* _PROBLEM DESCRIPTION_: Count every line that has "this" in it and give the total, nothing more.

Records excerpted from a collection:
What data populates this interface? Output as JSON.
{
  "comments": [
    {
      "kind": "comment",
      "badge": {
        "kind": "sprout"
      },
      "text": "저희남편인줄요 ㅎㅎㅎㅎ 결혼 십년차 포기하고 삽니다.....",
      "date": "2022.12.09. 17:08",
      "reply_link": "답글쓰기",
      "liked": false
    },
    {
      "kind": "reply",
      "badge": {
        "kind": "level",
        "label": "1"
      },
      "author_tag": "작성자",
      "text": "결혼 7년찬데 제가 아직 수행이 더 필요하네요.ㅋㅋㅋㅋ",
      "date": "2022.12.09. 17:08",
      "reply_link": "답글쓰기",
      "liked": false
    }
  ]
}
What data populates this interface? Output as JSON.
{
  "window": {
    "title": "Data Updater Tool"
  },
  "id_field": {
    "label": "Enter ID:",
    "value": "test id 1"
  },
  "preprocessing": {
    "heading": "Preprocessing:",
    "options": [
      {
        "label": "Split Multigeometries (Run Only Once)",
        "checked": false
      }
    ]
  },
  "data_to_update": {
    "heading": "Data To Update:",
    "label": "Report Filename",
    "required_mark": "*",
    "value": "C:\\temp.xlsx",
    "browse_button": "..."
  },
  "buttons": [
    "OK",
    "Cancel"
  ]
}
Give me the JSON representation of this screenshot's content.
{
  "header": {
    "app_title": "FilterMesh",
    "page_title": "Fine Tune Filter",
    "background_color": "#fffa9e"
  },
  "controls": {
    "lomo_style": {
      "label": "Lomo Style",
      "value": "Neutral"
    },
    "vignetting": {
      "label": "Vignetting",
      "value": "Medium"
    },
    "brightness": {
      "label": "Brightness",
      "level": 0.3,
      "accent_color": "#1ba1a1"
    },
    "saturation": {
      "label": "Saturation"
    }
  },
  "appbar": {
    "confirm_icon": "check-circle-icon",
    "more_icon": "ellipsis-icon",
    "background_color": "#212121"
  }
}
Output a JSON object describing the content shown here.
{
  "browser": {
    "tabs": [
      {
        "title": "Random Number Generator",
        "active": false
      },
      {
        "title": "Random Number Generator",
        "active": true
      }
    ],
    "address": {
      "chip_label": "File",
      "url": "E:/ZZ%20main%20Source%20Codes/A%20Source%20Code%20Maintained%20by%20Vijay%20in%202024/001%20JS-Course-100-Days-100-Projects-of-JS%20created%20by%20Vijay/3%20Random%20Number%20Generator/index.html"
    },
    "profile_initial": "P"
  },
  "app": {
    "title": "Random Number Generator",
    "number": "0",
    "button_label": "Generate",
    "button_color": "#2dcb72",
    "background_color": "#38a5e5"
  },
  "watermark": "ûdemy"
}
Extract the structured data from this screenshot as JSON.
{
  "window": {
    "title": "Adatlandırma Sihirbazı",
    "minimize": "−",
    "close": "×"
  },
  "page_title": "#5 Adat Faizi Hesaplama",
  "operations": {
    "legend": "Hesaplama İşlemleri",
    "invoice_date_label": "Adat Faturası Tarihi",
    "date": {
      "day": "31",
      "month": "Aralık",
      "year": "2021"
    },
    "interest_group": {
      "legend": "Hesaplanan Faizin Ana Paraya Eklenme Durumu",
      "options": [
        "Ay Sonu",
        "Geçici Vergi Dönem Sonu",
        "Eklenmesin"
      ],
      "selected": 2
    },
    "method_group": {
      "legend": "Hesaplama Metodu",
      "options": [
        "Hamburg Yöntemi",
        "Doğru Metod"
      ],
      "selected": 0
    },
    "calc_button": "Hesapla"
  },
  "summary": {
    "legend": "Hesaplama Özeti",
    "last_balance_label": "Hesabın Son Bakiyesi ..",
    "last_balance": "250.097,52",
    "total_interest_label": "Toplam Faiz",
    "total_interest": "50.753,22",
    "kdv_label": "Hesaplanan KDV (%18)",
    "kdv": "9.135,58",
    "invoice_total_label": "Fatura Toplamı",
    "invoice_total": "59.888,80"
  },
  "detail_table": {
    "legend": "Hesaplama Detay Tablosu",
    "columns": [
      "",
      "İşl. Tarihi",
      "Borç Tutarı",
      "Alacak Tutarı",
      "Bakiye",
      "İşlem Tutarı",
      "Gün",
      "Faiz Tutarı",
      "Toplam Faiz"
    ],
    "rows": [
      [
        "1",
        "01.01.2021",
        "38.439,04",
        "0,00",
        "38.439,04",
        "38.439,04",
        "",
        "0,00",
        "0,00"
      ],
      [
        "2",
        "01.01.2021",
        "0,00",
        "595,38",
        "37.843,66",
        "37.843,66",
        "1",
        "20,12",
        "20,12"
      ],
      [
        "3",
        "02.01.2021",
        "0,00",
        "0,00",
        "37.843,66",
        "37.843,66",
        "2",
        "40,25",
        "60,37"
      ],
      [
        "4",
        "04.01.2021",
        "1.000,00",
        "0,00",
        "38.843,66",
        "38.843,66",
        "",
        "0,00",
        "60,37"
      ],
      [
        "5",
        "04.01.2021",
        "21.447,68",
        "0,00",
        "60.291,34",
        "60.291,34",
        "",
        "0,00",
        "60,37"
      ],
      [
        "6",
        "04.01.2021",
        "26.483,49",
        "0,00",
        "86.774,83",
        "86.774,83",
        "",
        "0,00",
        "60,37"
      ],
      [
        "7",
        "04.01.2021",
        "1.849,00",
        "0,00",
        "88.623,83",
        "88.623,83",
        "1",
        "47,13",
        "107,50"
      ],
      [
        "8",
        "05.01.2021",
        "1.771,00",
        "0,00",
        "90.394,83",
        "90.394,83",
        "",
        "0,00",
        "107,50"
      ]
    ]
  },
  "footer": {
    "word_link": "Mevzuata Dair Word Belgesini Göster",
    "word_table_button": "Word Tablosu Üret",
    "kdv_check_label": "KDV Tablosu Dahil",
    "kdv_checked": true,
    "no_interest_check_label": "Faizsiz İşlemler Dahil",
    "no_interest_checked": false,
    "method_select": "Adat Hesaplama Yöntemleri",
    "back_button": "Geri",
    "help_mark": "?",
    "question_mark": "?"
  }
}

* _CORRECT ANSWER_: 4